:: TASK DATA ::

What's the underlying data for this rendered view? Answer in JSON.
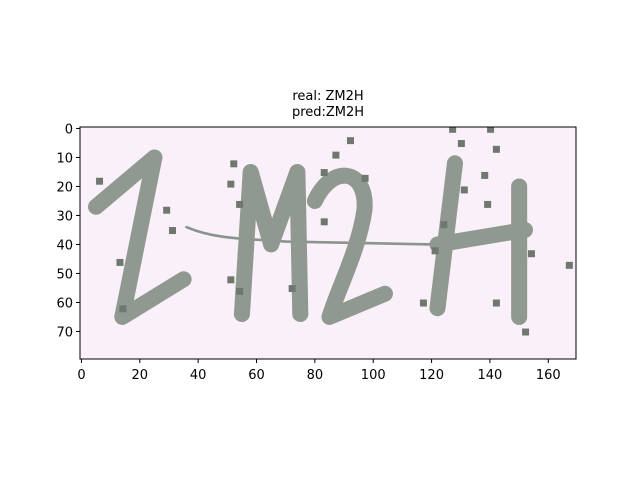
{
  "chart_data": {
    "type": "image",
    "title": [
      "real: ZM2H",
      "pred:ZM2H"
    ],
    "xlim": [
      -0.5,
      169.5
    ],
    "xticks": [
      0,
      20,
      40,
      60,
      80,
      100,
      120,
      140,
      160
    ],
    "ylim": [
      79.5,
      -0.5
    ],
    "yticks": [
      0,
      10,
      20,
      30,
      40,
      50,
      60,
      70
    ]
  }
}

:::

REQUIREMENT
Repeat the records above exactly, leaving out the pictures.

RESPONSE TO THE TASK
What's the underlying data for this rendered view? Answer in JSON.
{
  "chart_data": {
    "type": "image",
    "title": [
      "real: ZM2H",
      "pred:ZM2H"
    ],
    "xlim": [
      -0.5,
      169.5
    ],
    "xticks": [
      0,
      20,
      40,
      60,
      80,
      100,
      120,
      140,
      160
    ],
    "ylim": [
      79.5,
      -0.5
    ],
    "yticks": [
      0,
      10,
      20,
      30,
      40,
      50,
      60,
      70
    ]
  }
}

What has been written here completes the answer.